■ **Exercise objective**
Look through the listing below and work out how many of its lines hold the word "this". Give only the number.

-- START OF Input data --

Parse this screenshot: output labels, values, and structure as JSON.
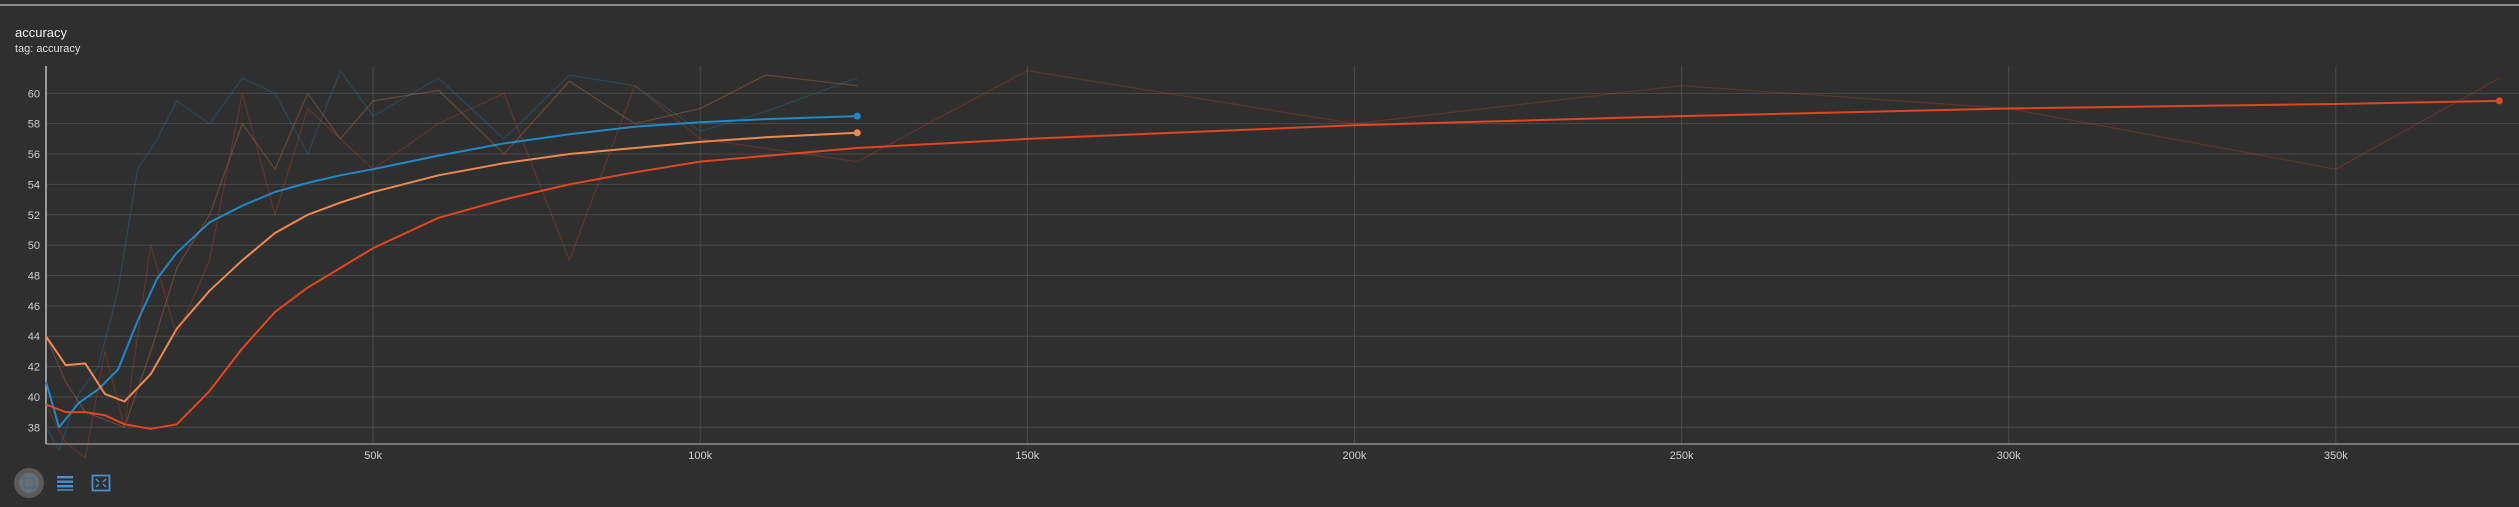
{
  "card": {
    "title": "accuracy",
    "tag_label": "tag: accuracy"
  },
  "toolbar": {
    "buttons": [
      {
        "icon": "expand-chart-icon",
        "active": true
      },
      {
        "icon": "list-icon",
        "active": false
      },
      {
        "icon": "fit-domain-icon",
        "active": false
      }
    ]
  },
  "colors": {
    "background": "#2f2f2f",
    "grid": "#4a4a4a",
    "axis": "#bdbdbd",
    "blue": "#1f88c8",
    "orange": "#f0894f",
    "red": "#e1461e"
  },
  "chart_data": {
    "type": "line",
    "title": "accuracy",
    "xlabel": "",
    "ylabel": "",
    "xlim": [
      0,
      378000
    ],
    "ylim": [
      36.9,
      61.8
    ],
    "x_ticks": [
      50000,
      100000,
      150000,
      200000,
      250000,
      300000,
      350000
    ],
    "x_tick_labels": [
      "50k",
      "100k",
      "150k",
      "200k",
      "250k",
      "300k",
      "350k"
    ],
    "y_ticks": [
      38,
      40,
      42,
      44,
      46,
      48,
      50,
      52,
      54,
      56,
      58,
      60
    ],
    "y_tick_labels": [
      "38",
      "40",
      "42",
      "44",
      "46",
      "48",
      "50",
      "52",
      "54",
      "56",
      "58",
      "60"
    ],
    "grid": true,
    "legend": "none",
    "series": [
      {
        "color": "#1f88c8",
        "x": [
          0,
          2000,
          5000,
          8000,
          11000,
          14000,
          17000,
          20000,
          25000,
          30000,
          35000,
          40000,
          45000,
          50000,
          60000,
          70000,
          80000,
          90000,
          100000,
          110000,
          124000
        ],
        "y": [
          41.0,
          38.0,
          39.6,
          40.5,
          41.8,
          45.0,
          47.8,
          49.5,
          51.5,
          52.6,
          53.5,
          54.1,
          54.6,
          55.0,
          55.9,
          56.7,
          57.3,
          57.8,
          58.1,
          58.3,
          58.5
        ],
        "raw": [
          38.0,
          36.5,
          40.2,
          42.0,
          47.0,
          55.0,
          57.0,
          59.5,
          58.0,
          61.0,
          60.0,
          56.0,
          61.5,
          58.5,
          61.0,
          57.0,
          61.2,
          60.5,
          57.5,
          58.8,
          61.0
        ]
      },
      {
        "color": "#f0894f",
        "x": [
          0,
          3000,
          6000,
          9000,
          12000,
          16000,
          20000,
          25000,
          30000,
          35000,
          40000,
          45000,
          50000,
          60000,
          70000,
          80000,
          90000,
          100000,
          110000,
          124000
        ],
        "y": [
          44.0,
          42.1,
          42.2,
          40.2,
          39.7,
          41.5,
          44.5,
          47.0,
          49.0,
          50.8,
          52.0,
          52.8,
          53.5,
          54.6,
          55.4,
          56.0,
          56.4,
          56.8,
          57.1,
          57.4
        ],
        "raw": [
          44.0,
          41.0,
          39.0,
          38.5,
          38.0,
          43.0,
          48.5,
          52.0,
          58.0,
          55.0,
          60.0,
          57.0,
          59.5,
          60.2,
          56.0,
          60.8,
          58.0,
          59.0,
          61.2,
          60.5
        ]
      },
      {
        "color": "#e1461e",
        "x": [
          0,
          3000,
          6000,
          9000,
          12000,
          16000,
          20000,
          25000,
          30000,
          35000,
          40000,
          50000,
          60000,
          70000,
          80000,
          90000,
          100000,
          124000,
          150000,
          200000,
          250000,
          300000,
          350000,
          375000
        ],
        "y": [
          39.5,
          39.0,
          39.0,
          38.8,
          38.2,
          37.9,
          38.2,
          40.4,
          43.2,
          45.6,
          47.2,
          49.8,
          51.8,
          53.0,
          54.0,
          54.8,
          55.5,
          56.4,
          57.0,
          57.9,
          58.5,
          59.0,
          59.3,
          59.5
        ],
        "raw": [
          39.5,
          37.0,
          36.0,
          43.0,
          38.0,
          50.0,
          44.0,
          49.0,
          60.0,
          52.0,
          59.0,
          55.0,
          58.0,
          60.0,
          49.0,
          60.5,
          57.0,
          55.5,
          61.5,
          58.0,
          60.5,
          59.0,
          55.0,
          61.0
        ]
      }
    ]
  }
}
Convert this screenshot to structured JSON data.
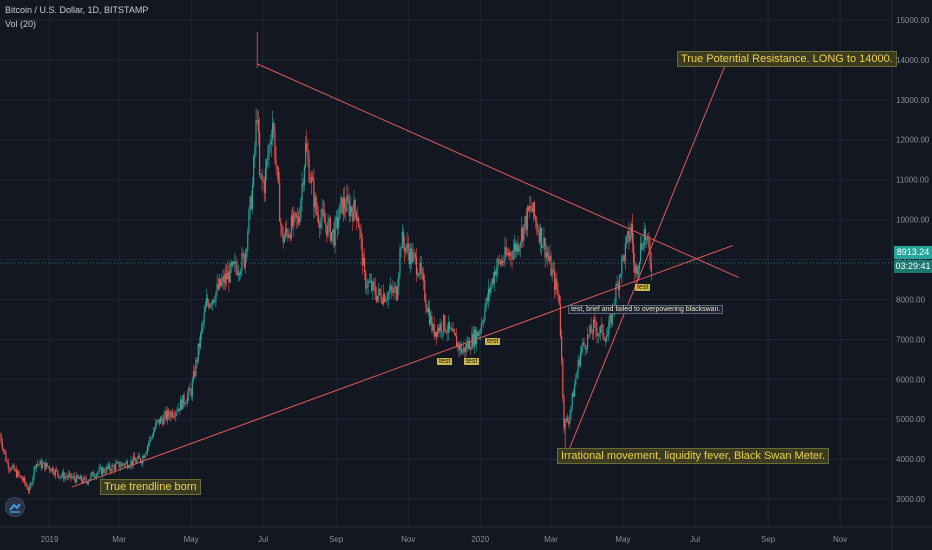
{
  "header": {
    "title": "Bitcoin / U.S. Dollar, 1D, BITSTAMP",
    "indicator": "Vol (20)"
  },
  "price_axis": {
    "current_price": "8913.24",
    "countdown": "03:29:41",
    "current_color": "#26a69a"
  },
  "annotations": {
    "resistance": "True Potential Resistance. LONG to 14000.",
    "irrational": "Irrational movement, liquidity fever, Black Swan Meter.",
    "trendline_born": "True trendline born",
    "blackswan": "test, brief and failed to overpowering blackswan.",
    "test_labels": [
      "test",
      "test",
      "test",
      "test"
    ]
  },
  "colors": {
    "background": "#131722",
    "up": "#26a69a",
    "down": "#ef5350",
    "trendline": "#e05a5a",
    "annotation_text": "#f0d24a"
  },
  "icons": {
    "logo": "tradingview-logo-icon"
  },
  "chart_data": {
    "type": "candlestick",
    "title": "Bitcoin / U.S. Dollar, 1D, BITSTAMP",
    "y_axis_side": "right",
    "ylim": [
      2300,
      15500
    ],
    "y_ticks": [
      3000,
      4000,
      5000,
      6000,
      7000,
      8000,
      9000,
      10000,
      11000,
      12000,
      13000,
      14000,
      15000
    ],
    "y_tick_labels": [
      "3000.00",
      "4000.00",
      "5000.00",
      "6000.00",
      "7000.00",
      "8000.00",
      "9000.00",
      "10000.00",
      "11000.00",
      "12000.00",
      "13000.00",
      "14000.00",
      "15000.00"
    ],
    "xlim": [
      "2018-11-20",
      "2020-12-15"
    ],
    "x_ticks": [
      "2019-01-01",
      "2019-03-01",
      "2019-05-01",
      "2019-07-01",
      "2019-09-01",
      "2019-11-01",
      "2020-01-01",
      "2020-03-01",
      "2020-05-01",
      "2020-07-01",
      "2020-09-01",
      "2020-11-01"
    ],
    "x_tick_labels": [
      "2019",
      "Mar",
      "May",
      "Jul",
      "Sep",
      "Nov",
      "2020",
      "Mar",
      "May",
      "Jul",
      "Sep",
      "Nov"
    ],
    "grid": true,
    "close_path": [
      [
        "2018-11-20",
        4600
      ],
      [
        "2018-11-26",
        3900
      ],
      [
        "2018-12-10",
        3450
      ],
      [
        "2018-12-15",
        3200
      ],
      [
        "2018-12-20",
        3900
      ],
      [
        "2019-01-01",
        3800
      ],
      [
        "2019-01-10",
        3600
      ],
      [
        "2019-02-01",
        3450
      ],
      [
        "2019-02-08",
        3650
      ],
      [
        "2019-03-01",
        3850
      ],
      [
        "2019-03-20",
        4000
      ],
      [
        "2019-04-02",
        4900
      ],
      [
        "2019-04-20",
        5300
      ],
      [
        "2019-05-01",
        5700
      ],
      [
        "2019-05-14",
        7900
      ],
      [
        "2019-05-20",
        8100
      ],
      [
        "2019-06-01",
        8600
      ],
      [
        "2019-06-15",
        9000
      ],
      [
        "2019-06-22",
        10800
      ],
      [
        "2019-06-26",
        12800
      ],
      [
        "2019-06-28",
        11000
      ],
      [
        "2019-07-02",
        10900
      ],
      [
        "2019-07-09",
        12500
      ],
      [
        "2019-07-17",
        9500
      ],
      [
        "2019-07-24",
        9800
      ],
      [
        "2019-07-31",
        10000
      ],
      [
        "2019-08-06",
        11800
      ],
      [
        "2019-08-15",
        10200
      ],
      [
        "2019-08-30",
        9600
      ],
      [
        "2019-09-06",
        10400
      ],
      [
        "2019-09-19",
        10200
      ],
      [
        "2019-09-25",
        8500
      ],
      [
        "2019-10-06",
        8100
      ],
      [
        "2019-10-22",
        8200
      ],
      [
        "2019-10-26",
        9500
      ],
      [
        "2019-11-01",
        9200
      ],
      [
        "2019-11-10",
        8800
      ],
      [
        "2019-11-22",
        7200
      ],
      [
        "2019-12-01",
        7400
      ],
      [
        "2019-12-17",
        6700
      ],
      [
        "2019-12-31",
        7200
      ],
      [
        "2020-01-14",
        8800
      ],
      [
        "2020-02-01",
        9350
      ],
      [
        "2020-02-13",
        10300
      ],
      [
        "2020-02-25",
        9300
      ],
      [
        "2020-03-08",
        8000
      ],
      [
        "2020-03-12",
        4900
      ],
      [
        "2020-03-16",
        5000
      ],
      [
        "2020-03-26",
        6700
      ],
      [
        "2020-04-06",
        7300
      ],
      [
        "2020-04-18",
        7100
      ],
      [
        "2020-04-29",
        8800
      ],
      [
        "2020-05-08",
        9800
      ],
      [
        "2020-05-11",
        8600
      ],
      [
        "2020-05-19",
        9700
      ],
      [
        "2020-05-25",
        8913
      ]
    ],
    "spikes": [
      [
        "2020-03-13",
        4100
      ],
      [
        "2019-06-26",
        13800
      ]
    ],
    "trendlines": [
      {
        "name": "descending resistance",
        "from": [
          "2019-06-26",
          13900
        ],
        "to": [
          "2020-08-07",
          8550
        ]
      },
      {
        "name": "ascending support",
        "from": [
          "2019-01-20",
          3300
        ],
        "to": [
          "2020-08-02",
          9350
        ]
      },
      {
        "name": "black swan support",
        "from": [
          "2020-03-13",
          4000
        ],
        "to": [
          "2020-07-27",
          13900
        ]
      }
    ],
    "current_price": 8913.24
  }
}
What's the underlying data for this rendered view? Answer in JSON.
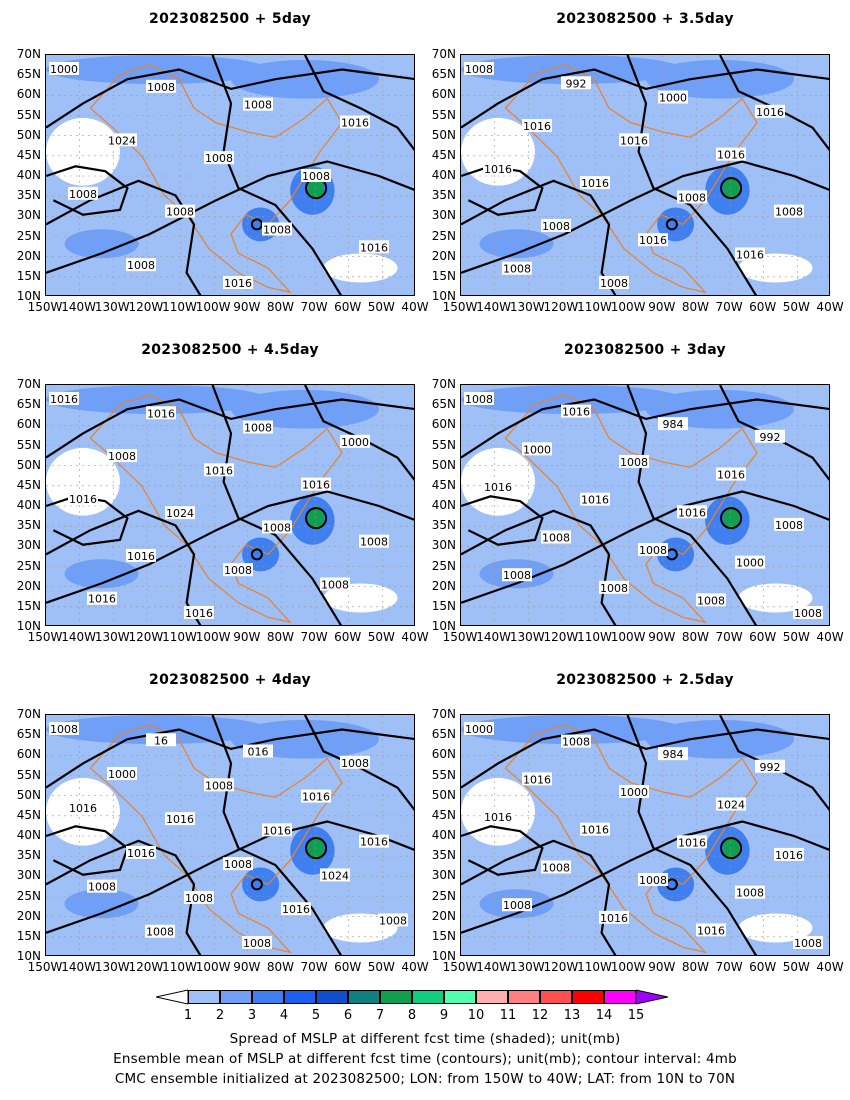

-- END OF Input data --

■ **Exercise result**
3